Data entries:
☆ ☆ ☆ ☆
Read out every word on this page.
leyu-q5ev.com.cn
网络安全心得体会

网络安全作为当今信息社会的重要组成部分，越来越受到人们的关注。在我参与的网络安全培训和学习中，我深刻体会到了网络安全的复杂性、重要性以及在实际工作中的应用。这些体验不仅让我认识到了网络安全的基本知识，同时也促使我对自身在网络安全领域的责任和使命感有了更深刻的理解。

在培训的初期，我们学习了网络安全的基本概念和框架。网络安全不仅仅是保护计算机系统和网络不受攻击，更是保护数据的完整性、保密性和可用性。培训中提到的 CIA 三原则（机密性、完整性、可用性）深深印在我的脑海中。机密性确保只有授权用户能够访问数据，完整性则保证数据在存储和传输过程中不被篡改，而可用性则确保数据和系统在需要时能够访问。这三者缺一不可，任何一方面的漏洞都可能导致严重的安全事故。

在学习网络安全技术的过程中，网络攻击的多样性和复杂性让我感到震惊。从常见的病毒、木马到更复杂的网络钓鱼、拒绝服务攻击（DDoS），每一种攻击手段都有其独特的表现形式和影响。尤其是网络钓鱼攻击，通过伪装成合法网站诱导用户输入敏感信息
☆ ☆ ☆ ☆
▸ Short task: Set down all of the records shown above once more, exactly.

▸ Answer to the exercise:
Read out every word on this page.
leyu-q5ev.com.cn
网络安全心得体会

网络安全作为当今信息社会的重要组成部分，越来越受到人们的关注。在我参与的网络安全培训和学习中，我深刻体会到了网络安全的复杂性、重要性以及在实际工作中的应用。这些体验不仅让我认识到了网络安全的基本知识，同时也促使我对自身在网络安全领域的责任和使命感有了更深刻的理解。

在培训的初期，我们学习了网络安全的基本概念和框架。网络安全不仅仅是保护计算机系统和网络不受攻击，更是保护数据的完整性、保密性和可用性。培训中提到的 CIA 三原则（机密性、完整性、可用性）深深印在我的脑海中。机密性确保只有授权用户能够访问数据，完整性则保证数据在存储和传输过程中不被篡改，而可用性则确保数据和系统在需要时能够访问。这三者缺一不可，任何一方面的漏洞都可能导致严重的安全事故。

在学习网络安全技术的过程中，网络攻击的多样性和复杂性让我感到震惊。从常见的病毒、木马到更复杂的网络钓鱼、拒绝服务攻击（DDoS），每一种攻击手段都有其独特的表现形式和影响。尤其是网络钓鱼攻击，通过伪装成合法网站诱导用户输入敏感信息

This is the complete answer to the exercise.